How to complete this task. Set down everything in the FastQC excerpt from "The FastQC program" down to "a .html file.", word for word.

It should take about 5 minutes to finish running on all 6 files. When the analysis completes, your prompt will return.

The FastQC program has created several new files within our raw-fastq directory. We can use ls to have a look. You should see:

For each input FASTQ file, FastQC has created a .zip file and a .html file.

Let's take a look at what is the .html file about. To open a .html file on WSL, you need to open the File Explorer on your Windows system, and on the left pane you will see a penguin icon and a folder for Ubuntu.

Then follow the path /home/jiajia/workshops/variant-calling/raw-fastq/ to go to the raw-fastq directory and open the html files. If you are on a Mac computer, you can open your Finder and press cmd+shift+H to go to your home directory, then follow the path to find your html files.

1.2. Decoding the other FastQC outputs

We have now looked at a few "Per base sequence quality" FastQC graphs, but there are nine other graphs in the result html file that we have not talked about. Below we have provided a brief overview of interpretations for each of these plots. For more information, please see the FastQC documentation here.

• Per tile sequence quality: the machines that perform sequencing are divided into tiles. This plot displays patterns in base quality along these tiles. Consistently low scores are often found around the edges, but hot spots can also occur in the middle if an air bubble was introduced at some point during the run.
• Per sequence quality scores: a density plot of quality for all reads at all positions. This plot shows what quality scores are most common.
• Per base sequence content: plots the proportion of each base position over all of the reads. Typically, we expect to see each base roughly 25% of the time at each position, but this often fails at the beginning or end of the read due to quality or adapter content.
• Per sequence GC content: a density plot of average GC content in each of the reads.
• Per base N content: the percent of times that ‘N’ occurs at a position in all reads. If there is an increase at a particular position, this might indicate that something went wrong during sequencing.
• Sequence Length Distribution: the distribution of sequence lengths of all reads in the file. If the data is raw, there is often on sharp peak, however if the reads have been trimmed, there may be a distribution of shorter lengths.
• Sequence Duplication Levels: A distribution of duplicated sequences. In sequencing, we expect most reads to only occur once. If some sequences are occurring more than once, it might indicate enrichment bias (e.g. from PCR). If the samples are high coverage (or RNA-seq or amplicon), this might not be true.
• Overrepresented sequences: A list of sequences that occur more frequently than would be expected by chance.
• Adapter Content: a graph indicating where adapater sequences occur in the reads.

Now we have finished interpreting the html file, we can take a look at the zip files.

Our zip files are compressed files. They each contain multiple different types of output files for a single input FASTQ file. To view the contents of a zip file, we can use the program unzip to decompress these files. Let's try doing them all at once using a wildcard.

unzip *.zip

What output did you get?

Data to examine.

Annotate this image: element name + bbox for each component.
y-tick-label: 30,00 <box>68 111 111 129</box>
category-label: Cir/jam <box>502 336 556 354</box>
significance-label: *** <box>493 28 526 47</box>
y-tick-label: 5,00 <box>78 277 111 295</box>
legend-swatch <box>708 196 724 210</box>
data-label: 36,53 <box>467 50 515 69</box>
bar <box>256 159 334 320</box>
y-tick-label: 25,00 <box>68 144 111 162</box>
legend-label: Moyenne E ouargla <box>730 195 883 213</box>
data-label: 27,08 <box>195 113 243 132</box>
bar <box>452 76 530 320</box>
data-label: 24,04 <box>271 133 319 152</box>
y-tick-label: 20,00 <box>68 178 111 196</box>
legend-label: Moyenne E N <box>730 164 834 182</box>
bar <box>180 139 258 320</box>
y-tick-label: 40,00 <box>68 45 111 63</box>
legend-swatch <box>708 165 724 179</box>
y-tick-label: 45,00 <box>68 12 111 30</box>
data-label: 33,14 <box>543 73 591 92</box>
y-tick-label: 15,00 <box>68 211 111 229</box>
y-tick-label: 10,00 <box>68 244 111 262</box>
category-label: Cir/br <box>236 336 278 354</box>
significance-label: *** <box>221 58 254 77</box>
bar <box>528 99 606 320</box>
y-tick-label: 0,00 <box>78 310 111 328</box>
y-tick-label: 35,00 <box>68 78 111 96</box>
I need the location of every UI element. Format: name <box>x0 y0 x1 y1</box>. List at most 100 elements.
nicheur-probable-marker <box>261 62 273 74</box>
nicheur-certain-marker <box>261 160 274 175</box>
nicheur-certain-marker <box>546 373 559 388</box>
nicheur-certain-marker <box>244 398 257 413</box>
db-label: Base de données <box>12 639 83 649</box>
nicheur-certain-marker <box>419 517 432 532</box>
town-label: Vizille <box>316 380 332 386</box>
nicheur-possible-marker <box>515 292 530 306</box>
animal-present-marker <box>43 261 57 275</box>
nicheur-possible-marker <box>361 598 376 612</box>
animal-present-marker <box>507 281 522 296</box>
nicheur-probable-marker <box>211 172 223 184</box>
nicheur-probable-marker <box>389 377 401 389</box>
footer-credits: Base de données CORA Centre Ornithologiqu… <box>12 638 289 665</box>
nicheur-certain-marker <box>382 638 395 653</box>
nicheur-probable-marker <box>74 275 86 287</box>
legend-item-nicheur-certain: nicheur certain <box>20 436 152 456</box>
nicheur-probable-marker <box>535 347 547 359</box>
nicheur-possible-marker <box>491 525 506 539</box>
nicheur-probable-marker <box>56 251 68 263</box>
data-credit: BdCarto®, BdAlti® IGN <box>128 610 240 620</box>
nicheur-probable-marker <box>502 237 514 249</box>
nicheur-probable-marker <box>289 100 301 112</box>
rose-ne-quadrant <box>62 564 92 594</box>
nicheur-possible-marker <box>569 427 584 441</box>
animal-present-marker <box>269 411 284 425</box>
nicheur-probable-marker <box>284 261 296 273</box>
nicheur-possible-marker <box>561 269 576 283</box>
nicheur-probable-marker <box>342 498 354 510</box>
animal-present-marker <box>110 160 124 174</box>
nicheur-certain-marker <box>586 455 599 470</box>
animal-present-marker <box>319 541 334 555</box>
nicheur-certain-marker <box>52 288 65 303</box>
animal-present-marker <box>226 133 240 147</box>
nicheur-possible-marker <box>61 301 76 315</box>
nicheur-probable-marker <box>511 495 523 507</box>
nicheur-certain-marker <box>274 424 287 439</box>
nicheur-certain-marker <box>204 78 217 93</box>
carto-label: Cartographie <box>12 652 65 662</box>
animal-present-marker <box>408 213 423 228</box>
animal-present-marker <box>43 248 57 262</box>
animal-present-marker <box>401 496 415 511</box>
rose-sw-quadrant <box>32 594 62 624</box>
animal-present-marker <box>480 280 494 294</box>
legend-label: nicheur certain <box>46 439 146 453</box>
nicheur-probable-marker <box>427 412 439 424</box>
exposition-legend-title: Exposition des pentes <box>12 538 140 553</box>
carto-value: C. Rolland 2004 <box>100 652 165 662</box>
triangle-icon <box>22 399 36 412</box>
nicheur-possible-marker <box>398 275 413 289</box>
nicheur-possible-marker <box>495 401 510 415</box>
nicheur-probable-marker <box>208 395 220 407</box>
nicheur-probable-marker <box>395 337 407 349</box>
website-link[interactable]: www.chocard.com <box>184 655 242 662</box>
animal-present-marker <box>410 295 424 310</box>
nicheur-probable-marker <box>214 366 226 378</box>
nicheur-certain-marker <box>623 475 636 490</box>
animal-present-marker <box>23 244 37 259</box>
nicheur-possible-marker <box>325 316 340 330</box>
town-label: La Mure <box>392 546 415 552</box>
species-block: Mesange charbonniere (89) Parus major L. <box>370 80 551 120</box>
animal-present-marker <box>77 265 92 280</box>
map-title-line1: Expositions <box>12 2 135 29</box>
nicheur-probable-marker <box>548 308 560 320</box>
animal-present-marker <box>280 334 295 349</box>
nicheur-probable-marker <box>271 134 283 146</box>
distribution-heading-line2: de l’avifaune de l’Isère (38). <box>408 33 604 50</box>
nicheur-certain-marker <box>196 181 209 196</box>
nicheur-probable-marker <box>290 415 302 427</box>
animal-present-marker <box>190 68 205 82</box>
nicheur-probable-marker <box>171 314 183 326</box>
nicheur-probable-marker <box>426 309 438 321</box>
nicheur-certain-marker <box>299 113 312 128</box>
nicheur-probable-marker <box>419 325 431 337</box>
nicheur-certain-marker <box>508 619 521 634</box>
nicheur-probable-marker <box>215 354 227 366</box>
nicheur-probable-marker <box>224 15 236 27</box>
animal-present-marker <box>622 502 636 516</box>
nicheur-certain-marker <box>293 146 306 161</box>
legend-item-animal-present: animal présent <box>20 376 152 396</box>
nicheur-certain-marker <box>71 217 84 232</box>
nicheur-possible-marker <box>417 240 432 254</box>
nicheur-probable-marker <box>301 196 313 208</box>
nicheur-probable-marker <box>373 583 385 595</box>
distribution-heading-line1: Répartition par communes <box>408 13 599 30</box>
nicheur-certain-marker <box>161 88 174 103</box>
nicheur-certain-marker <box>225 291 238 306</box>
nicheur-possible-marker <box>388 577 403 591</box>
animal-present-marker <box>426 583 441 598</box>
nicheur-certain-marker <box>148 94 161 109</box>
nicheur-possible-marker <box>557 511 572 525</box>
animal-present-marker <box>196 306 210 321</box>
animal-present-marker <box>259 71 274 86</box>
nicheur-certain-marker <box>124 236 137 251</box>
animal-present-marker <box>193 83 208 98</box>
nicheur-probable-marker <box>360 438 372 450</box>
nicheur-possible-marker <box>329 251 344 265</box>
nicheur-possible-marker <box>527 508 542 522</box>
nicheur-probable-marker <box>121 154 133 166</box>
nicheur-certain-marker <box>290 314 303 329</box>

Your solution.
The FastQC program has created several new files within our raw-fastq directory. We can use ls to have a look. You should see:

For each input FASTQ file, FastQC has created a .zip file and a .html file.